━━━ Records to use ━━━
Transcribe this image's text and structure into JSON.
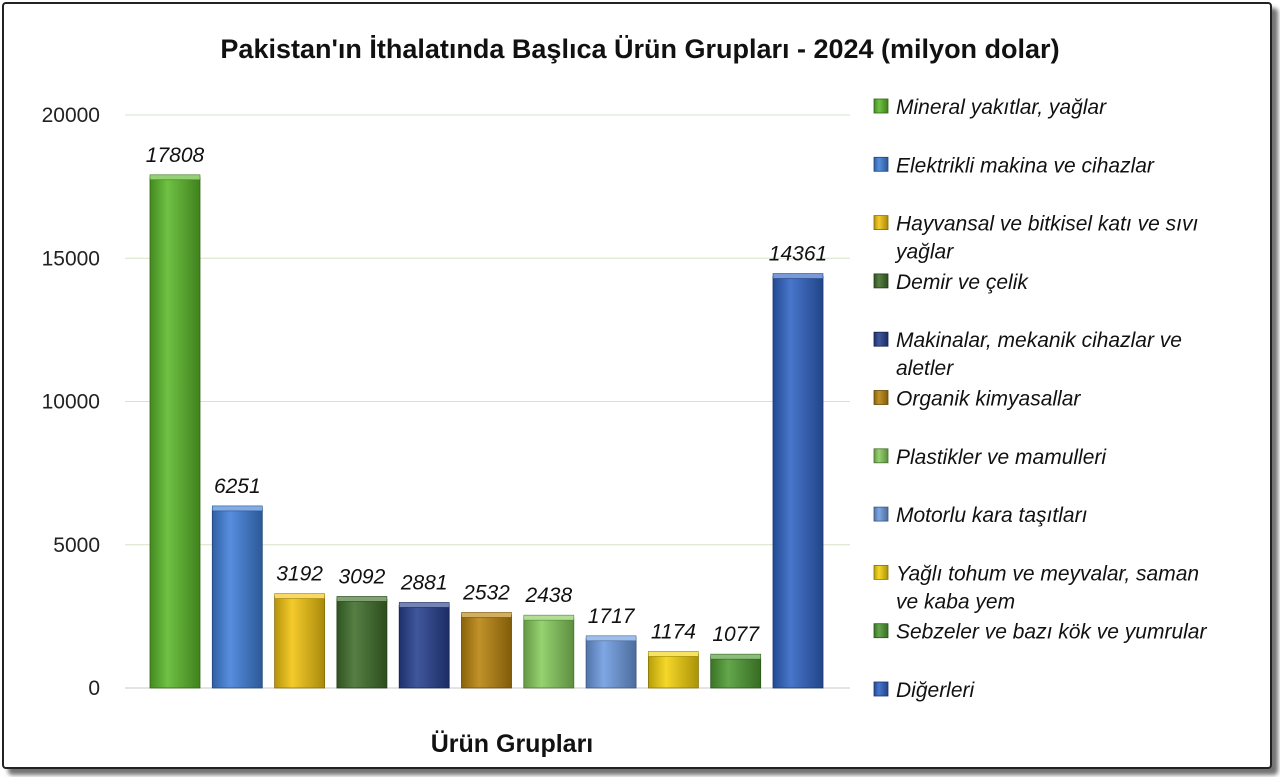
{
  "chart_data": {
    "type": "bar",
    "title": "Pakistan'ın İthalatında Başlıca Ürün Grupları - 2024 (milyon dolar)",
    "xlabel": "Ürün Grupları",
    "ylabel": "",
    "ylim": [
      0,
      20000
    ],
    "yticks": [
      0,
      5000,
      10000,
      15000,
      20000
    ],
    "grid": true,
    "legend_position": "right",
    "categories": [
      "Mineral yakıtlar, yağlar",
      "Elektrikli makina ve cihazlar",
      "Hayvansal ve bitkisel katı ve sıvı yağlar",
      "Demir ve çelik",
      "Makinalar, mekanik cihazlar ve aletler",
      "Organik kimyasallar",
      "Plastikler ve mamulleri",
      "Motorlu kara taşıtları",
      "Yağlı tohum ve meyvalar, saman ve kaba yem",
      "Sebzeler ve bazı kök ve yumrular",
      "Diğerleri"
    ],
    "values": [
      17808,
      6251,
      3192,
      3092,
      2881,
      2532,
      2438,
      1717,
      1174,
      1077,
      14361
    ],
    "colors": [
      "#5bb82a",
      "#3f7fd9",
      "#f2c40f",
      "#3f6e2a",
      "#26408f",
      "#b8830d",
      "#86cc5c",
      "#6d9be0",
      "#f4d20c",
      "#4e9a32",
      "#2f63c4"
    ],
    "legend_lines": [
      [
        "Mineral yakıtlar, yağlar"
      ],
      [
        "Elektrikli makina ve cihazlar"
      ],
      [
        "Hayvansal ve bitkisel katı ve sıvı",
        "yağlar"
      ],
      [
        "Demir ve çelik"
      ],
      [
        "Makinalar, mekanik cihazlar ve",
        "aletler"
      ],
      [
        "Organik kimyasallar"
      ],
      [
        "Plastikler ve mamulleri"
      ],
      [
        "Motorlu kara taşıtları"
      ],
      [
        "Yağlı tohum ve meyvalar, saman",
        "ve kaba yem"
      ],
      [
        "Sebzeler ve bazı kök ve yumrular"
      ],
      [
        "Diğerleri"
      ]
    ]
  }
}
━━━
Given exercise: Search the entries for the word "mekanik" and gather every line where it appears.

Full solution:
      "Makinalar, mekanik cihazlar ve aletler",
        "Makinalar, mekanik cihazlar ve",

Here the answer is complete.